━━━ DATA IN THIS EXERCISE ━━━

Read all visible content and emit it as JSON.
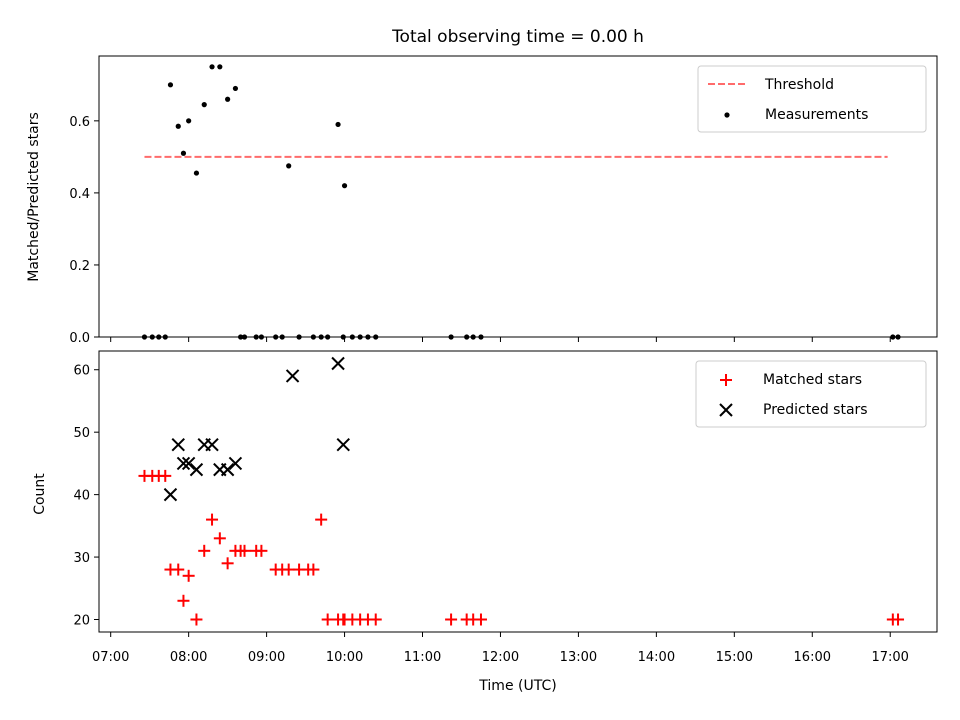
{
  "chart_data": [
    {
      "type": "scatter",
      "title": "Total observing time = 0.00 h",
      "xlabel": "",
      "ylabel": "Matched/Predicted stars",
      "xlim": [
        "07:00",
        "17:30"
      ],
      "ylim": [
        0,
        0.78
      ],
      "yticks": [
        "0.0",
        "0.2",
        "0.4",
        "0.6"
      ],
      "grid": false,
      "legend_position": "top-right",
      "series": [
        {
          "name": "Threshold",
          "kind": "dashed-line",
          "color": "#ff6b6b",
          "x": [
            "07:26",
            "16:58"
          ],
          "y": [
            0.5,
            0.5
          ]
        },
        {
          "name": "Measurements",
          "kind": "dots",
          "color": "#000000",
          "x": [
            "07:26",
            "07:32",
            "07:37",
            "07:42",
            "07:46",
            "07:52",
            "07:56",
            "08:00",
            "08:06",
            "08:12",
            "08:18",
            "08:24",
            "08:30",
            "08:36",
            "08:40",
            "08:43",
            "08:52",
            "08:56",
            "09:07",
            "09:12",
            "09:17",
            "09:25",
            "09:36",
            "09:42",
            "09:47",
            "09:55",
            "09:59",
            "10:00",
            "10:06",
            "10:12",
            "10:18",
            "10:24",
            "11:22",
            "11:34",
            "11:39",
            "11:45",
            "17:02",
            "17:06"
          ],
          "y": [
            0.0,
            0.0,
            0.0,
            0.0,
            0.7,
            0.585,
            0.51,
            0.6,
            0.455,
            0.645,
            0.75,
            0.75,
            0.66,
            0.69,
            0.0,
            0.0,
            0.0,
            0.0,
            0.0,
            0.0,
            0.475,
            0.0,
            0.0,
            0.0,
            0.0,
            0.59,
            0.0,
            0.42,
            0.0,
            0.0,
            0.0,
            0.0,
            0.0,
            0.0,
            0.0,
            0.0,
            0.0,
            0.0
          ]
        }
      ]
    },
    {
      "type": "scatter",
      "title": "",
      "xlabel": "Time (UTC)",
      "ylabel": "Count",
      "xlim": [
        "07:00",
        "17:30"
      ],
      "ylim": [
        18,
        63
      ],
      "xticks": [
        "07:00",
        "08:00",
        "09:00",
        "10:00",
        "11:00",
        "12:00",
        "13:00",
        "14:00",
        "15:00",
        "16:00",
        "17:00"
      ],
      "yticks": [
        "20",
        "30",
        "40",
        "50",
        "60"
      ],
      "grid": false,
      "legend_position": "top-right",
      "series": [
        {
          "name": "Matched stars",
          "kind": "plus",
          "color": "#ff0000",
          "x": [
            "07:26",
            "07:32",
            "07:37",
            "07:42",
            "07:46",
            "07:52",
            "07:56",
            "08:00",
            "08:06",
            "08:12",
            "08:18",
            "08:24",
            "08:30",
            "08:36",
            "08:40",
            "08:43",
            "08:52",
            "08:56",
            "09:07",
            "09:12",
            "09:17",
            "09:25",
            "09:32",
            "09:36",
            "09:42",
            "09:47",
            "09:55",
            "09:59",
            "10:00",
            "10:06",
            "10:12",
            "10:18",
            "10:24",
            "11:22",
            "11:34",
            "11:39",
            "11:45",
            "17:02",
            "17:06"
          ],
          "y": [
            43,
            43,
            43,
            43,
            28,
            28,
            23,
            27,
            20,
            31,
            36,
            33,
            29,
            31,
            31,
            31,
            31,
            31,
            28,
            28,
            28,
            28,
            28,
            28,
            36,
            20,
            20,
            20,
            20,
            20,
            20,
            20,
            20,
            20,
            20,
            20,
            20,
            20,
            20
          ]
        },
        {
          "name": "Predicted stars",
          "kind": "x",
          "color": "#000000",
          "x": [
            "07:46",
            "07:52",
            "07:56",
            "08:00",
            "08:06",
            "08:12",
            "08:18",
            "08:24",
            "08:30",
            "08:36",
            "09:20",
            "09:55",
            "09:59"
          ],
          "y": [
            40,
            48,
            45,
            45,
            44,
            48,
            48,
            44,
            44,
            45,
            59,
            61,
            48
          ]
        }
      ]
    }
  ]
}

━━━
━━━ DATA IN THIS EXERCISE ━━━

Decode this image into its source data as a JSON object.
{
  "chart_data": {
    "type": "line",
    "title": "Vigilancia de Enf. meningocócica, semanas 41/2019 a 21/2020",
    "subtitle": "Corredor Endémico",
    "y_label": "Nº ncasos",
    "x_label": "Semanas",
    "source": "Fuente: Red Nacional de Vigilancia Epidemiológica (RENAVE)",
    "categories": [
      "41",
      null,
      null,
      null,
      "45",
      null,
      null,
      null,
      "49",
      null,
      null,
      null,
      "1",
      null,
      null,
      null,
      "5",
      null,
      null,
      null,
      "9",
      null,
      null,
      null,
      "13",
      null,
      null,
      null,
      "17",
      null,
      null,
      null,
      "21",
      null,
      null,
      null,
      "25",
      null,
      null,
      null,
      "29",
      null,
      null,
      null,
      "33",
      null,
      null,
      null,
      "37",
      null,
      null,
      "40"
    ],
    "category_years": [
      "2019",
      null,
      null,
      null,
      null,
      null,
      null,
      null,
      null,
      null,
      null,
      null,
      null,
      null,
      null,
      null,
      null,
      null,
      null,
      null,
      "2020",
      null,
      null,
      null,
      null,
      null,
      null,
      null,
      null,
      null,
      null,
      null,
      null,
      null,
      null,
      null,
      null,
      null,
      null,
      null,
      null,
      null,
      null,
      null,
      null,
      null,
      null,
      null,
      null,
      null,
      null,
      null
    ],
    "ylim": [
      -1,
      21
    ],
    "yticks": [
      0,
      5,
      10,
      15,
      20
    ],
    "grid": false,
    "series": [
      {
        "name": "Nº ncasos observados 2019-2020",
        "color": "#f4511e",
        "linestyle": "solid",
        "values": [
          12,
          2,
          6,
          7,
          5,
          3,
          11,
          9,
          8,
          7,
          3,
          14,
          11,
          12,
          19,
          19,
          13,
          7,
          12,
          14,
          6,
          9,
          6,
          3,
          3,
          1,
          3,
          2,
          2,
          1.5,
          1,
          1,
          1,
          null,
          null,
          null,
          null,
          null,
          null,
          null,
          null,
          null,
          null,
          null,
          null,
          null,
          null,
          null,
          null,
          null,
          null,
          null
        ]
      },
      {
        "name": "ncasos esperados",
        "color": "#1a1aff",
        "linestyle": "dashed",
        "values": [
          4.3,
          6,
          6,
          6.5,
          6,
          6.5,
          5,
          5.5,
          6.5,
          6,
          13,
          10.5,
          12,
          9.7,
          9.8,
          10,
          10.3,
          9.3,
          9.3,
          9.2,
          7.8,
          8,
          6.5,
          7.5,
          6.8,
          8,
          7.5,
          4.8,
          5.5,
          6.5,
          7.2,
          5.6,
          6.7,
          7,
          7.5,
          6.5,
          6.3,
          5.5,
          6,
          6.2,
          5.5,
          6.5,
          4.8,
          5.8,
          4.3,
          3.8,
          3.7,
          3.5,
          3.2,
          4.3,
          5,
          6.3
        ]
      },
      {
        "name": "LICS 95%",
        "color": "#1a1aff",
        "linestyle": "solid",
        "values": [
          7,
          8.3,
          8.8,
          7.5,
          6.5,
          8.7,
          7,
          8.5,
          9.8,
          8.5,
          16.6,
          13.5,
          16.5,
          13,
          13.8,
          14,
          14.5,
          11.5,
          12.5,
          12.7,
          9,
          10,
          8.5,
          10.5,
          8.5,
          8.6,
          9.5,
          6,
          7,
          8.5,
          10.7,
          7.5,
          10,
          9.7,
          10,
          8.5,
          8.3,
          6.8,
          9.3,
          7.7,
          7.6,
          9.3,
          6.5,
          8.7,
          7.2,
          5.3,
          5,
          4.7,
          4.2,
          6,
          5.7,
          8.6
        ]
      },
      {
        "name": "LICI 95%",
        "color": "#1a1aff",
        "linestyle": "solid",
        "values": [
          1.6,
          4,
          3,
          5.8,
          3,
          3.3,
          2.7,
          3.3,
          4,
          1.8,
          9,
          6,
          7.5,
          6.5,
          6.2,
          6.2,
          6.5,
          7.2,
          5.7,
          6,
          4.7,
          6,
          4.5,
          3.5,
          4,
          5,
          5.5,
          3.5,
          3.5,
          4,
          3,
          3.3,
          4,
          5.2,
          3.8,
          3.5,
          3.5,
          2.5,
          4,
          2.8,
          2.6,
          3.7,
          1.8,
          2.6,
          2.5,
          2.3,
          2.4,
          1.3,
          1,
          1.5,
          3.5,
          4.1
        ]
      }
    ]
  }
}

━━━

## TASK
From the records above, how many lines include the word "ncasos"? Only the number is wanted.

## FINISHED EXERCISE
3